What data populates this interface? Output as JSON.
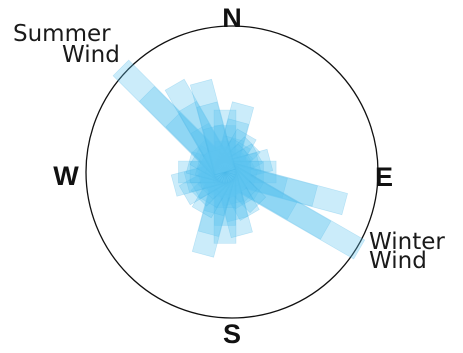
{
  "compass": {
    "north": "N",
    "south": "S",
    "east": "E",
    "west": "W"
  },
  "labels": {
    "summer_line1": "Summer",
    "summer_line2": "Wind",
    "winter_line1": "Winter",
    "winter_line2": "Wind"
  },
  "colors": {
    "petal_fill": "#5ec5f0",
    "petal_edge": "#2fa8e0",
    "circle_stroke": "#111111"
  },
  "chart_data": {
    "type": "wind-rose",
    "directions_deg": [
      0,
      15,
      30,
      45,
      60,
      75,
      90,
      105,
      120,
      135,
      150,
      165,
      180,
      195,
      210,
      225,
      240,
      255,
      270,
      285,
      300,
      315,
      330,
      345
    ],
    "relative_length": [
      0.4,
      0.45,
      0.28,
      0.25,
      0.24,
      0.3,
      0.33,
      0.8,
      1.0,
      0.3,
      0.32,
      0.42,
      0.46,
      0.55,
      0.3,
      0.24,
      0.3,
      0.34,
      0.3,
      0.24,
      0.22,
      0.95,
      0.65,
      0.6
    ],
    "prevailing": [
      {
        "label": "Summer Wind",
        "direction": "NW"
      },
      {
        "label": "Winter Wind",
        "direction": "ESE"
      }
    ]
  }
}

============================================================

__TASK REQUIREMENTS__: Any pictures should be dropped; transcribe the rest of the records above exactly.

__RESPONSE__:
What data populates this interface? Output as JSON.
{
  "compass": {
    "north": "N",
    "south": "S",
    "east": "E",
    "west": "W"
  },
  "labels": {
    "summer_line1": "Summer",
    "summer_line2": "Wind",
    "winter_line1": "Winter",
    "winter_line2": "Wind"
  },
  "colors": {
    "petal_fill": "#5ec5f0",
    "petal_edge": "#2fa8e0",
    "circle_stroke": "#111111"
  },
  "chart_data": {
    "type": "wind-rose",
    "directions_deg": [
      0,
      15,
      30,
      45,
      60,
      75,
      90,
      105,
      120,
      135,
      150,
      165,
      180,
      195,
      210,
      225,
      240,
      255,
      270,
      285,
      300,
      315,
      330,
      345
    ],
    "relative_length": [
      0.4,
      0.45,
      0.28,
      0.25,
      0.24,
      0.3,
      0.33,
      0.8,
      1.0,
      0.3,
      0.32,
      0.42,
      0.46,
      0.55,
      0.3,
      0.24,
      0.3,
      0.34,
      0.3,
      0.24,
      0.22,
      0.95,
      0.65,
      0.6
    ],
    "prevailing": [
      {
        "label": "Summer Wind",
        "direction": "NW"
      },
      {
        "label": "Winter Wind",
        "direction": "ESE"
      }
    ]
  }
}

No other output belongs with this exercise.